* **YOUR TASK**:
Reproduce the records word for word, starting from their first line and ending with the line that contains "database-top xyxy=(848,1560,1061,1597)". Include both the first and last line.

****************

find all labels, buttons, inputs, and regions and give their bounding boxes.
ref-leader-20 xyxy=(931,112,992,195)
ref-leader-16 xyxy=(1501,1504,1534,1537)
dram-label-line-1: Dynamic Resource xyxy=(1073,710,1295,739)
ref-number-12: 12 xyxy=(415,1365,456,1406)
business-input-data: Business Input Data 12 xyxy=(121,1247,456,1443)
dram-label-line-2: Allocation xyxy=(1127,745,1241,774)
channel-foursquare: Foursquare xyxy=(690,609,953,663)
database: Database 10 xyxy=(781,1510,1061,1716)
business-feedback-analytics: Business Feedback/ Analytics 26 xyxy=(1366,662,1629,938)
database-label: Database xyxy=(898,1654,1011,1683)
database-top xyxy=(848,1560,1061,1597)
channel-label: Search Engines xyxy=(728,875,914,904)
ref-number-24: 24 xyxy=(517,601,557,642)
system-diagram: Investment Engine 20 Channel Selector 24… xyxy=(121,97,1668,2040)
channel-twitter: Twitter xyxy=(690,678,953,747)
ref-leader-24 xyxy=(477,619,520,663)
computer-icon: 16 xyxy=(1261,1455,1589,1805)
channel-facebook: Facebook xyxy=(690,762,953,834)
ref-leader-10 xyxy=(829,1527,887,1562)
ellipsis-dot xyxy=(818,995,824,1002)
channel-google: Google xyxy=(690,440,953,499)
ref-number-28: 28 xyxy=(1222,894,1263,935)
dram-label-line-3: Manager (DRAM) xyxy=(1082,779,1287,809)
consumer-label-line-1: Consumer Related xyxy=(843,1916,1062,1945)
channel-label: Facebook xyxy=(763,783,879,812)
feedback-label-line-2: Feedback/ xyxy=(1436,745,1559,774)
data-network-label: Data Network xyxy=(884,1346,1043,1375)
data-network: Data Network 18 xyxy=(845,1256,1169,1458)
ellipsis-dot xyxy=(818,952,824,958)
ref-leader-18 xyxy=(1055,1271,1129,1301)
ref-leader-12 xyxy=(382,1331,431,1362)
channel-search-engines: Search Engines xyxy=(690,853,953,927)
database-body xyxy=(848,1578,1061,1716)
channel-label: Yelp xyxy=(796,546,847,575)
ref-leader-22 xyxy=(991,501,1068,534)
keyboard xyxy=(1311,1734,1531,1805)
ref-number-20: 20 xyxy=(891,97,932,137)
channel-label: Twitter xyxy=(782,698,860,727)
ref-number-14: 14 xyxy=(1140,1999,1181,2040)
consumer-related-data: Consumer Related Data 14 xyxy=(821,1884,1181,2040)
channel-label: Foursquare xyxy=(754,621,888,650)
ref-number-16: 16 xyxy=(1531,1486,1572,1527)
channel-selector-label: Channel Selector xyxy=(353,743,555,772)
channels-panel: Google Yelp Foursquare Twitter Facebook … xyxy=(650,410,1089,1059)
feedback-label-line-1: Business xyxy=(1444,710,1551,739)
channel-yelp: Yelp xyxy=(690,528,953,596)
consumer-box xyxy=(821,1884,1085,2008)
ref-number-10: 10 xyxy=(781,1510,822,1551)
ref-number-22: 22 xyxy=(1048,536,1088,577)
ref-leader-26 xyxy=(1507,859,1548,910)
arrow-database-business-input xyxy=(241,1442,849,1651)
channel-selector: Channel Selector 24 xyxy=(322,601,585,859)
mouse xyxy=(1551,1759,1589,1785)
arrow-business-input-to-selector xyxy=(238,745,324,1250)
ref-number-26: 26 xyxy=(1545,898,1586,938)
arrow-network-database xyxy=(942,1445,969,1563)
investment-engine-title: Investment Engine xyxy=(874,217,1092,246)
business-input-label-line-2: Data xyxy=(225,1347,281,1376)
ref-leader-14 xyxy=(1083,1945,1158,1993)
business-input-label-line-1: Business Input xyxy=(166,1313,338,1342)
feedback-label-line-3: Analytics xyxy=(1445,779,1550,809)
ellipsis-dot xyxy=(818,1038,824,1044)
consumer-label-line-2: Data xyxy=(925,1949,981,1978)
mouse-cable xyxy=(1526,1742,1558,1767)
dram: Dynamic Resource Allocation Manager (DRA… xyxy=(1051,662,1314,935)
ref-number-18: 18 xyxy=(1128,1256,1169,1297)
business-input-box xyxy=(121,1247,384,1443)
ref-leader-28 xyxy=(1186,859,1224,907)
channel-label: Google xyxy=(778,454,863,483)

****************

* **FINAL RESULT**:
find all labels, buttons, inputs, and regions and give their bounding boxes.
ref-leader-20 xyxy=(931,112,992,195)
ref-leader-16 xyxy=(1501,1504,1534,1537)
dram-label-line-1: Dynamic Resource xyxy=(1073,710,1295,739)
ref-number-12: 12 xyxy=(415,1365,456,1406)
business-input-data: Business Input Data 12 xyxy=(121,1247,456,1443)
dram-label-line-2: Allocation xyxy=(1127,745,1241,774)
channel-foursquare: Foursquare xyxy=(690,609,953,663)
database: Database 10 xyxy=(781,1510,1061,1716)
business-feedback-analytics: Business Feedback/ Analytics 26 xyxy=(1366,662,1629,938)
database-label: Database xyxy=(898,1654,1011,1683)
database-top xyxy=(848,1560,1061,1597)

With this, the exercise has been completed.